··· Source data ···

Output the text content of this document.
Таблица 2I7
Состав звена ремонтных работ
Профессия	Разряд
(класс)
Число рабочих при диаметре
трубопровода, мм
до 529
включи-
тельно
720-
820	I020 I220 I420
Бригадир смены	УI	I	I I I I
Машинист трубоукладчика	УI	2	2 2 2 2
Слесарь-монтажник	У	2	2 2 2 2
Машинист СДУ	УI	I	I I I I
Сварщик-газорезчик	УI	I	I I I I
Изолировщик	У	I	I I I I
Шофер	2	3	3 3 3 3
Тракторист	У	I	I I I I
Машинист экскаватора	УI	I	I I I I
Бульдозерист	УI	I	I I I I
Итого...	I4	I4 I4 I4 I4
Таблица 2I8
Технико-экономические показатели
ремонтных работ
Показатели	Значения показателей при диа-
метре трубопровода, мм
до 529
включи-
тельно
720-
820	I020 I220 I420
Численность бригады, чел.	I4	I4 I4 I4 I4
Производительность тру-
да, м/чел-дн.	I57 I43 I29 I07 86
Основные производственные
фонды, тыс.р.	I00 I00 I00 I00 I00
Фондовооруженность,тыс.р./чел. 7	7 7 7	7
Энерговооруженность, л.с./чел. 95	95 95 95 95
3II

···
··· Source data ···

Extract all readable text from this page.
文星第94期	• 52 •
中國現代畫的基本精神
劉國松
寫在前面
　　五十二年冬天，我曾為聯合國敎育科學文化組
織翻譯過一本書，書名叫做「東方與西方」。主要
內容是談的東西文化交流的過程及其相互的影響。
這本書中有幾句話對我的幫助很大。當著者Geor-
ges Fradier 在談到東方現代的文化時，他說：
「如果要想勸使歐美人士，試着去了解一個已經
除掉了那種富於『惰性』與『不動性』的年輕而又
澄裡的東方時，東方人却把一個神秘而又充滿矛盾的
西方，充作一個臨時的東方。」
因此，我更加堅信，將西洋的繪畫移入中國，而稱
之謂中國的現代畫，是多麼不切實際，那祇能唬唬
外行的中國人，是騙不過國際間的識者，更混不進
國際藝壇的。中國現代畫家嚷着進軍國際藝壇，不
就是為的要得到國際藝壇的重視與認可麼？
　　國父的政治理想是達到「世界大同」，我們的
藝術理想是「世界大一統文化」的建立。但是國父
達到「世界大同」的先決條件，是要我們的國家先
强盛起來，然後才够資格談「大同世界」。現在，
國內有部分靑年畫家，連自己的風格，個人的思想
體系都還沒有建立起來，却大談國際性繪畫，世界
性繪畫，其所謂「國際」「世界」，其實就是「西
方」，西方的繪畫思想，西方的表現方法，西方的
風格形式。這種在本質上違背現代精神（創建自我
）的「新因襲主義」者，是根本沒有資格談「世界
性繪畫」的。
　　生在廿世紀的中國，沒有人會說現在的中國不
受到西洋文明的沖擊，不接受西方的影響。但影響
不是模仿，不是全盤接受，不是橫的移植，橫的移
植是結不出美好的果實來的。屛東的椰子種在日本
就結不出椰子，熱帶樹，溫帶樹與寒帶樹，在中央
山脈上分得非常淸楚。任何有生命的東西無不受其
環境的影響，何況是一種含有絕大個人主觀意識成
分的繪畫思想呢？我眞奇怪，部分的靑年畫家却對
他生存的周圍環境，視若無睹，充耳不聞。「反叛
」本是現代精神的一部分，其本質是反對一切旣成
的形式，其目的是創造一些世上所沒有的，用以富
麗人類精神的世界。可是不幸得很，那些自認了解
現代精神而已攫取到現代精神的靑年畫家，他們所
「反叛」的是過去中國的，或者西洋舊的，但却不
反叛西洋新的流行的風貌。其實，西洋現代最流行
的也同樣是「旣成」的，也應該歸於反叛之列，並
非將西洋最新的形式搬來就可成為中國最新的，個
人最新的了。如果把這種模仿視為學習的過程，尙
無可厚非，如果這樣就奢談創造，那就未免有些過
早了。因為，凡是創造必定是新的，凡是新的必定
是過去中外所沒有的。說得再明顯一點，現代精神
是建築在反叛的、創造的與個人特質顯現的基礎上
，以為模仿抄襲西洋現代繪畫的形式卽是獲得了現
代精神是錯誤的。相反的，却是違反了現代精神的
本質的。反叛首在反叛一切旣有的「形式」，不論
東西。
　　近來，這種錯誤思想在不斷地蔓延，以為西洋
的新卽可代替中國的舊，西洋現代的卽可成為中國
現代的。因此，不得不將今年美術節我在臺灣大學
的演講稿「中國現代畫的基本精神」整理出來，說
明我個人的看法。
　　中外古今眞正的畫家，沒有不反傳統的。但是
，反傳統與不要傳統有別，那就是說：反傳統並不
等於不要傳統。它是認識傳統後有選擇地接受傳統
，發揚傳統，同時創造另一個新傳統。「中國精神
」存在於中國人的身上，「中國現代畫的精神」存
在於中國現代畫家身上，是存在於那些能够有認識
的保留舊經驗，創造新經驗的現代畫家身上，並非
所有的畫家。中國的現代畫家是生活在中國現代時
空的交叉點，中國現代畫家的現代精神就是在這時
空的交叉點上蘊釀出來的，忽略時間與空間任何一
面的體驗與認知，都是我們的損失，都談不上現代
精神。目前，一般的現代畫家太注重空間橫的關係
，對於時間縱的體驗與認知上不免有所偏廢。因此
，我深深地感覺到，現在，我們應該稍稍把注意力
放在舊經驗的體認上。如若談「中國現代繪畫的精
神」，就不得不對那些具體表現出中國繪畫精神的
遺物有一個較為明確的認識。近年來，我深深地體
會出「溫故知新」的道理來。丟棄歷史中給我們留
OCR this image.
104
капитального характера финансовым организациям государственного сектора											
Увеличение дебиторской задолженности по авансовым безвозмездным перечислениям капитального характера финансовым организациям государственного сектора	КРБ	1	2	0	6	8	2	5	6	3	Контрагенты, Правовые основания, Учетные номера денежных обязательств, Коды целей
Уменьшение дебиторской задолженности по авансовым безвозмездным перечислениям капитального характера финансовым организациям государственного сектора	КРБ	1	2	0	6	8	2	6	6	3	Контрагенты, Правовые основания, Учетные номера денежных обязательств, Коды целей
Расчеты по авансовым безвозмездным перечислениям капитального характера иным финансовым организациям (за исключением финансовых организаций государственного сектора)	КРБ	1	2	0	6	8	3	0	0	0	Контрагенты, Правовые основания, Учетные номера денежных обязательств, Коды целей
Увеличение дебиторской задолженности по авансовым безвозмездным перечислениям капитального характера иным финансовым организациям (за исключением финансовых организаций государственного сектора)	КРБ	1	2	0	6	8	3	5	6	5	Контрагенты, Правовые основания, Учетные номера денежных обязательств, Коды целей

···
··· Source data ···

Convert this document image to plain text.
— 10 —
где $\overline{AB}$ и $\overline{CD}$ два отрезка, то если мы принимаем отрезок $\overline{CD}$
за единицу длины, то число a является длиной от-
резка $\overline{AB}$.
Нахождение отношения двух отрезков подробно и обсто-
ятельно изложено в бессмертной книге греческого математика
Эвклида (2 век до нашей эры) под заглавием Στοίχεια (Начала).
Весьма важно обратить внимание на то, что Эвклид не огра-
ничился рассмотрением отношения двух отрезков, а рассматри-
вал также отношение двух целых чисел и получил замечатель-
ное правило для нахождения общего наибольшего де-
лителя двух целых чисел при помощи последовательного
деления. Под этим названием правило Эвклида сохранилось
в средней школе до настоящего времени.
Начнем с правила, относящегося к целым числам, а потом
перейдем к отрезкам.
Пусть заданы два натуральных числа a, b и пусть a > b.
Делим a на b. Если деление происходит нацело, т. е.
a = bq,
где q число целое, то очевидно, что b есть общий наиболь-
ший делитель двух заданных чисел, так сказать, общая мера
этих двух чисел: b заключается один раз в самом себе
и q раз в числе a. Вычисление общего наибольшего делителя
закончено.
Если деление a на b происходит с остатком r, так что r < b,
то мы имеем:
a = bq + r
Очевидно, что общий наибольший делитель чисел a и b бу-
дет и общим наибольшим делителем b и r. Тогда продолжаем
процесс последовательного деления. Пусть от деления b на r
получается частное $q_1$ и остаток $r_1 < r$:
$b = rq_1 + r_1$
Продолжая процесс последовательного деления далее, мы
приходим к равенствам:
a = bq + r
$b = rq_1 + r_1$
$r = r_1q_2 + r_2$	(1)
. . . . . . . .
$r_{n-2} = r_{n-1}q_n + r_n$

···

Instructions for the task:
Copy each line of the data that contains the word "процесс".

Final answer:
процесс последовательного деления. Пусть от деления b на r
Продолжая процесс последовательного деления далее, мы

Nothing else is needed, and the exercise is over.